### WHAT NEEDS TO BE DONE
Omit the pictures and return every entry exactly as written.

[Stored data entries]
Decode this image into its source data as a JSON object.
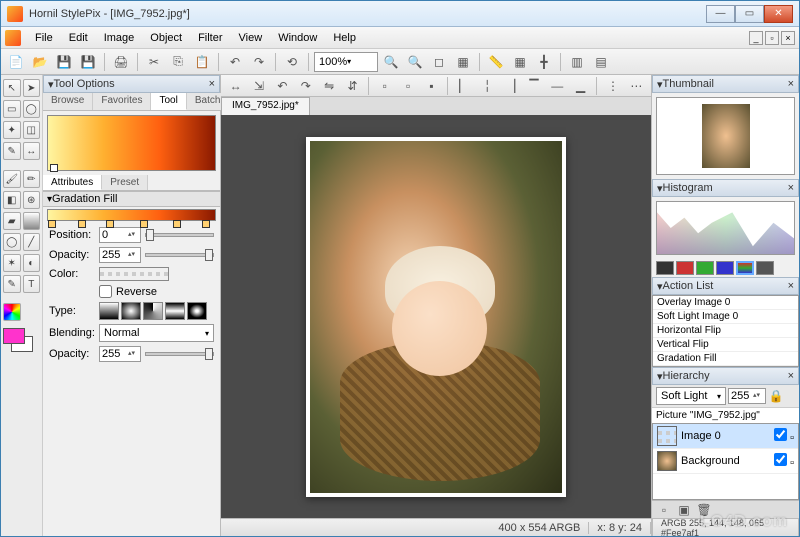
{
  "window": {
    "title": "Hornil StylePix - [IMG_7952.jpg*]"
  },
  "menu": {
    "file": "File",
    "edit": "Edit",
    "image": "Image",
    "object": "Object",
    "filter": "Filter",
    "view": "View",
    "window": "Window",
    "help": "Help"
  },
  "toolbar": {
    "zoom": "100%"
  },
  "tool_options": {
    "title": "Tool Options",
    "tabs": {
      "browse": "Browse",
      "favorites": "Favorites",
      "tool": "Tool",
      "batch": "Batch"
    },
    "attributes": "Attributes",
    "preset": "Preset",
    "section": "Gradation Fill",
    "position_label": "Position:",
    "position_value": "0",
    "opacity_label": "Opacity:",
    "opacity_value": "255",
    "color_label": "Color:",
    "reverse_label": "Reverse",
    "type_label": "Type:",
    "blending_label": "Blending:",
    "blending_value": "Normal",
    "opacity2_label": "Opacity:",
    "opacity2_value": "255"
  },
  "canvas": {
    "tab": "IMG_7952.jpg*",
    "status_dims": "400 x 554 ARGB",
    "status_pos": "x: 8 y: 24",
    "status_right": "ARGB 255, 144, 148, 065 #Fee7af1"
  },
  "thumbnail_panel": {
    "title": "Thumbnail"
  },
  "histogram_panel": {
    "title": "Histogram"
  },
  "action_list": {
    "title": "Action List",
    "items": [
      "Overlay Image 0",
      "Soft Light Image 0",
      "Horizontal Flip",
      "Vertical Flip",
      "Gradation Fill"
    ]
  },
  "hierarchy": {
    "title": "Hierarchy",
    "blend_mode": "Soft Light",
    "opacity": "255",
    "picture_label": "Picture \"IMG_7952.jpg\"",
    "layers": [
      {
        "name": "Image 0",
        "selected": true
      },
      {
        "name": "Background",
        "selected": false
      }
    ]
  },
  "watermark": "LO4D.com"
}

### TASK RESULT
Decode this image into its source data as a JSON object.
{
  "window": {
    "title": "Hornil StylePix - [IMG_7952.jpg*]"
  },
  "menu": {
    "file": "File",
    "edit": "Edit",
    "image": "Image",
    "object": "Object",
    "filter": "Filter",
    "view": "View",
    "window": "Window",
    "help": "Help"
  },
  "toolbar": {
    "zoom": "100%"
  },
  "tool_options": {
    "title": "Tool Options",
    "tabs": {
      "browse": "Browse",
      "favorites": "Favorites",
      "tool": "Tool",
      "batch": "Batch"
    },
    "attributes": "Attributes",
    "preset": "Preset",
    "section": "Gradation Fill",
    "position_label": "Position:",
    "position_value": "0",
    "opacity_label": "Opacity:",
    "opacity_value": "255",
    "color_label": "Color:",
    "reverse_label": "Reverse",
    "type_label": "Type:",
    "blending_label": "Blending:",
    "blending_value": "Normal",
    "opacity2_label": "Opacity:",
    "opacity2_value": "255"
  },
  "canvas": {
    "tab": "IMG_7952.jpg*",
    "status_dims": "400 x 554 ARGB",
    "status_pos": "x: 8 y: 24",
    "status_right": "ARGB 255, 144, 148, 065 #Fee7af1"
  },
  "thumbnail_panel": {
    "title": "Thumbnail"
  },
  "histogram_panel": {
    "title": "Histogram"
  },
  "action_list": {
    "title": "Action List",
    "items": [
      "Overlay Image 0",
      "Soft Light Image 0",
      "Horizontal Flip",
      "Vertical Flip",
      "Gradation Fill"
    ]
  },
  "hierarchy": {
    "title": "Hierarchy",
    "blend_mode": "Soft Light",
    "opacity": "255",
    "picture_label": "Picture \"IMG_7952.jpg\"",
    "layers": [
      {
        "name": "Image 0",
        "selected": true
      },
      {
        "name": "Background",
        "selected": false
      }
    ]
  },
  "watermark": "LO4D.com"
}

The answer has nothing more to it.